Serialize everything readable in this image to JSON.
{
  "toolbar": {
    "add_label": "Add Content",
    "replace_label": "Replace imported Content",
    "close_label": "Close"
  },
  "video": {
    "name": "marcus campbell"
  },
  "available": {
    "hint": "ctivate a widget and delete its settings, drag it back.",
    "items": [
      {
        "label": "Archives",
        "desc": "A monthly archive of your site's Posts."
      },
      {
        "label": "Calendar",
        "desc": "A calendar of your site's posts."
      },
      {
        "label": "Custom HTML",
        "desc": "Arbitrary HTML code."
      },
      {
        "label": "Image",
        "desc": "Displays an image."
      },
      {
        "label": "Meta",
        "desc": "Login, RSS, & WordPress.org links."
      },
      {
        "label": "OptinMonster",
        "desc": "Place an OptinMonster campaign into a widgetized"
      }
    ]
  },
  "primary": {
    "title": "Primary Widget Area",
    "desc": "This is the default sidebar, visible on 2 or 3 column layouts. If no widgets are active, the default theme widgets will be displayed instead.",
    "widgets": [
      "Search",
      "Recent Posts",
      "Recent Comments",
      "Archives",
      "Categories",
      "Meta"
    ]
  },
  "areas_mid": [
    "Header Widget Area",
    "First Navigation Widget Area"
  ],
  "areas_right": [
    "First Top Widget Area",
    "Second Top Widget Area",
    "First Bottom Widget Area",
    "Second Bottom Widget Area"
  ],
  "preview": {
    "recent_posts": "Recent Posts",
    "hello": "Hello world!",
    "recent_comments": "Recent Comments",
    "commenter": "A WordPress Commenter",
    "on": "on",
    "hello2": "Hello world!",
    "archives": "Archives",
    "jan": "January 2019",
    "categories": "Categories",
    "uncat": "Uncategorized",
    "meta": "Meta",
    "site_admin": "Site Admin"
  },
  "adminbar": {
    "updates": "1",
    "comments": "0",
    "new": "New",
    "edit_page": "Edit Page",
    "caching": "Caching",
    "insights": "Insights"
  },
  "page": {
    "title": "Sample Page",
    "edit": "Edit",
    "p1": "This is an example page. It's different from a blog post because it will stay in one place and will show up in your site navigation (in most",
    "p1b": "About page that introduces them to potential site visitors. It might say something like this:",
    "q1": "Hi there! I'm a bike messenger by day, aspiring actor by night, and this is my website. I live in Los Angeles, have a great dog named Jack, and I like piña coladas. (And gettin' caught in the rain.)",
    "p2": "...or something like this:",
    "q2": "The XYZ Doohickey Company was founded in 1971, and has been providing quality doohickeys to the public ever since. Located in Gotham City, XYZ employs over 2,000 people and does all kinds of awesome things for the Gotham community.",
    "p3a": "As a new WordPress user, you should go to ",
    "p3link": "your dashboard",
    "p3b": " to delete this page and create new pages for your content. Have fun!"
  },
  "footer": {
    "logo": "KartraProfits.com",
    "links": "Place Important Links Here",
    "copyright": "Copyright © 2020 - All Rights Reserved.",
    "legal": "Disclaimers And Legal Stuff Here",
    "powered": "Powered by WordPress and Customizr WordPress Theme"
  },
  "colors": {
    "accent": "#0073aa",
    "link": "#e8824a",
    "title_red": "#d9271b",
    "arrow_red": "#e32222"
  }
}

__________________________________________________

EXERCISE DESCRIPTION:
Select all lines in the listing that include the word "Bottom".

WORKED SOLUTION:
    "First Bottom Widget Area",
    "Second Bottom Widget Area"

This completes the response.